**Description of the task**
Go through the records and extract every line with the word "JSON".

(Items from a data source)
▼
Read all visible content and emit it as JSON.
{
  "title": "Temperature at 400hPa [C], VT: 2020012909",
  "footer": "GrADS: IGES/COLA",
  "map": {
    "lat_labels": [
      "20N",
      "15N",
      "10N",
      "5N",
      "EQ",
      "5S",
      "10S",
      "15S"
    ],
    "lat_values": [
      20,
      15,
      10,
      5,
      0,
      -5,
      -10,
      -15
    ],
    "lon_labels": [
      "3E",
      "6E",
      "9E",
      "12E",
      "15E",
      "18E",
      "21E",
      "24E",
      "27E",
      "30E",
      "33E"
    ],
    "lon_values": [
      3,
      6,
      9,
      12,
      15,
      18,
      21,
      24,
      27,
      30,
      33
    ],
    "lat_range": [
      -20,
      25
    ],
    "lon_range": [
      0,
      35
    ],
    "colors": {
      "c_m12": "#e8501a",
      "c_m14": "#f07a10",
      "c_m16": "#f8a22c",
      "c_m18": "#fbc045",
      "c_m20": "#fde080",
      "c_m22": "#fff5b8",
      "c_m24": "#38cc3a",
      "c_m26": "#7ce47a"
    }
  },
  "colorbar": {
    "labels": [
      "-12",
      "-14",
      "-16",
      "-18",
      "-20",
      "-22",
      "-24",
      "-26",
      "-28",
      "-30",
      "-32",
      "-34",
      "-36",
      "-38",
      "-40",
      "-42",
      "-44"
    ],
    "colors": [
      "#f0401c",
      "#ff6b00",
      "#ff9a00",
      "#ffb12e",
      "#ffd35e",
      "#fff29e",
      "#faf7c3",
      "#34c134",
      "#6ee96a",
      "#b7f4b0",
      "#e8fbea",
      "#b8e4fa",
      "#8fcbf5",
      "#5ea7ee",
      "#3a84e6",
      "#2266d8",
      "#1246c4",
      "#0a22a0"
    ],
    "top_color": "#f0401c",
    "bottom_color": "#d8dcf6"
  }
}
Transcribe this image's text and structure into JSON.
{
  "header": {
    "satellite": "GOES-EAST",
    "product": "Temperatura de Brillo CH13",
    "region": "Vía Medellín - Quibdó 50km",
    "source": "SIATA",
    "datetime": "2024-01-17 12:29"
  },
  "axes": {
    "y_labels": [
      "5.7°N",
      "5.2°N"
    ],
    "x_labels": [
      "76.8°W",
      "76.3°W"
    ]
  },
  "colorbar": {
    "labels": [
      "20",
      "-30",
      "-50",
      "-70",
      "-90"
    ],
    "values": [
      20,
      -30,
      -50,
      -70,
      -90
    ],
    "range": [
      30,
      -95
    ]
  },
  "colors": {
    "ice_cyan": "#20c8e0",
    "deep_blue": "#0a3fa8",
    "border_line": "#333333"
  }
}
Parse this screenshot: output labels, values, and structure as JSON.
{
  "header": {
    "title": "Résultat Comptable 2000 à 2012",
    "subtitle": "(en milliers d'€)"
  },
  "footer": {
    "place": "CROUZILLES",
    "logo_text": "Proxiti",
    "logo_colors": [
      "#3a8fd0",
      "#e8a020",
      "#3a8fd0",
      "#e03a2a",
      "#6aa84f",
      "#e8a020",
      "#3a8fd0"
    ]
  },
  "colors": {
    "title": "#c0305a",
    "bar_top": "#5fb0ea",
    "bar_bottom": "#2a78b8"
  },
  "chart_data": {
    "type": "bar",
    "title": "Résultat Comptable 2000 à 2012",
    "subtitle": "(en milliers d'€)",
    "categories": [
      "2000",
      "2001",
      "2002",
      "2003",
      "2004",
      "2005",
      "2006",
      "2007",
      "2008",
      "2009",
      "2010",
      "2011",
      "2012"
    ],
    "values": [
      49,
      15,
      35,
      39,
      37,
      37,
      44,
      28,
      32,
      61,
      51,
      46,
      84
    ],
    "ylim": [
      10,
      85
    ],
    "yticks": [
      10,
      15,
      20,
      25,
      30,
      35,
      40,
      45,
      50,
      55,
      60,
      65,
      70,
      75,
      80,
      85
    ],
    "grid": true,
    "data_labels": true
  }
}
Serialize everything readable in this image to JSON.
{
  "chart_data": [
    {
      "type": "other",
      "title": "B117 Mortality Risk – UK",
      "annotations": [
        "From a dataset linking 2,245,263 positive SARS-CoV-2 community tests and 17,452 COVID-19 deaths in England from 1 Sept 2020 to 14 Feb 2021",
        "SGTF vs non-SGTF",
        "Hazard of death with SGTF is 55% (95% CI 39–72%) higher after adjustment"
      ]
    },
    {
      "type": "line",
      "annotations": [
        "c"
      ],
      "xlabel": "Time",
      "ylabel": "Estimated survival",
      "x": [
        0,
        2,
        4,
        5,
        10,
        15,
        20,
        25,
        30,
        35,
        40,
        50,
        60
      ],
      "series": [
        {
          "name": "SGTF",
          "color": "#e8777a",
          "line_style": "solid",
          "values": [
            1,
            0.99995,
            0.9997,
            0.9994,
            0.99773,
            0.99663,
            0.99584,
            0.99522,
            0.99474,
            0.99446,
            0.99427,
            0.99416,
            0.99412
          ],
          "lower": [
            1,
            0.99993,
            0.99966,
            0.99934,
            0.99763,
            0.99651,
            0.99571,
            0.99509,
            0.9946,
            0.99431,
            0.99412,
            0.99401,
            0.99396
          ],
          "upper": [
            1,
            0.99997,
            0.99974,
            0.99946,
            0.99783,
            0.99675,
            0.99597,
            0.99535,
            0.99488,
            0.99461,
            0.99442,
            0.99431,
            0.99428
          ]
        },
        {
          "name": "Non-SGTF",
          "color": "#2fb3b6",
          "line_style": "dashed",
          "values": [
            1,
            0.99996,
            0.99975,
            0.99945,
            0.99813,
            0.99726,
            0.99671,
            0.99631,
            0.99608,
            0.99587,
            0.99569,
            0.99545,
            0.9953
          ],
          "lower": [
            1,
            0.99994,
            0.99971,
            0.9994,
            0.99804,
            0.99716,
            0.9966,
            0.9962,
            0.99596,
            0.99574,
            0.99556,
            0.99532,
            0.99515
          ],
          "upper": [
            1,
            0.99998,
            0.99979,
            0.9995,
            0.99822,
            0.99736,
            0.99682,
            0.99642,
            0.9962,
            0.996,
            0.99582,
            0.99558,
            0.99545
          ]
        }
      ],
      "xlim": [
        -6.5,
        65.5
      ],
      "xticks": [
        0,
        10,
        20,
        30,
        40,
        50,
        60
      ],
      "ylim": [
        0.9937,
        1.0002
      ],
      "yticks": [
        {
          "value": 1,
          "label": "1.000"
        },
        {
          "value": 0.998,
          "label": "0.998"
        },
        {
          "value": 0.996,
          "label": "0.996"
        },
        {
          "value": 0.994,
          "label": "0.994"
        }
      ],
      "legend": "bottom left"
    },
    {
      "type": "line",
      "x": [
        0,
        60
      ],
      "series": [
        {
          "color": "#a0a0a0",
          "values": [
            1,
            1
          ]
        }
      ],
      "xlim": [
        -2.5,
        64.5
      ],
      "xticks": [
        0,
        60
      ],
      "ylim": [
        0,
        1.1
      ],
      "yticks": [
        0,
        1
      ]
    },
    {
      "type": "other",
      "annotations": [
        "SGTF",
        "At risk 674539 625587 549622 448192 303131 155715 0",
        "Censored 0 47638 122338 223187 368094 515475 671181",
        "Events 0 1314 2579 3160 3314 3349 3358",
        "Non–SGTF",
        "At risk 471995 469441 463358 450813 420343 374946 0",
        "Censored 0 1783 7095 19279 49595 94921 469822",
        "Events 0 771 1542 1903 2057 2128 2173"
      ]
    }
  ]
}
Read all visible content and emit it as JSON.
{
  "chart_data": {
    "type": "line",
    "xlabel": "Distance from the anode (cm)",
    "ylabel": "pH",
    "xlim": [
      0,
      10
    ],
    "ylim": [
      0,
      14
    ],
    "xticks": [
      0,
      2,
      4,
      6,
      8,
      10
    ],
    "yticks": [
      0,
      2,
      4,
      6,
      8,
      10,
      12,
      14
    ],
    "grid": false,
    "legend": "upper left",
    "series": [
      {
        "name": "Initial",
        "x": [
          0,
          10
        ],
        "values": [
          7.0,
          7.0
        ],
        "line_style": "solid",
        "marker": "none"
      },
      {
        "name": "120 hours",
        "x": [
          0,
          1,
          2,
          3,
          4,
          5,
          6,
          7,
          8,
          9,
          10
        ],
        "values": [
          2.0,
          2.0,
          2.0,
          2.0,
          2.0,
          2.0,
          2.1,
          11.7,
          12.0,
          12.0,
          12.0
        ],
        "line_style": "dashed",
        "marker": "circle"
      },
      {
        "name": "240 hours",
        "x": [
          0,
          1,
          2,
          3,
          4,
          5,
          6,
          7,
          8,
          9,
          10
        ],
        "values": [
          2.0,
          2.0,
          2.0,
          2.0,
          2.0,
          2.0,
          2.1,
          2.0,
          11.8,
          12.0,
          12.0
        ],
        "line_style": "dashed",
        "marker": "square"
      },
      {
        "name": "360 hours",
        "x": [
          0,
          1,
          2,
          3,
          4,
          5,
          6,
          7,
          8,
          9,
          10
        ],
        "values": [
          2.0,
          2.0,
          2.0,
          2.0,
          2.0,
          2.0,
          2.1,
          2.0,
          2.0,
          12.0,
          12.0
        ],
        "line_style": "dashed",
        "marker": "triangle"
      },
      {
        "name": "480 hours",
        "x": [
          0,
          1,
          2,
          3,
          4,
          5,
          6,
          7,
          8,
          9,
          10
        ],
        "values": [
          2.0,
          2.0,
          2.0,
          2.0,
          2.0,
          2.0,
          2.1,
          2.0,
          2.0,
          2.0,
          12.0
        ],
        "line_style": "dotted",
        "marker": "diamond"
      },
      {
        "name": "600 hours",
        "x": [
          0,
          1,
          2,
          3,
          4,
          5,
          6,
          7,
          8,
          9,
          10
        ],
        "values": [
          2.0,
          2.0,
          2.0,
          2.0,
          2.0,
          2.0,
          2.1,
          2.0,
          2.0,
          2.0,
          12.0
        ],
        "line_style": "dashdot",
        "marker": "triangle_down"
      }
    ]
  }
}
▲
**Answer to the problem**
Read all visible content and emit it as JSON.
Transcribe this image's text and structure into JSON.
Parse this screenshot: output labels, values, and structure as JSON.
Serialize everything readable in this image to JSON.
Read all visible content and emit it as JSON.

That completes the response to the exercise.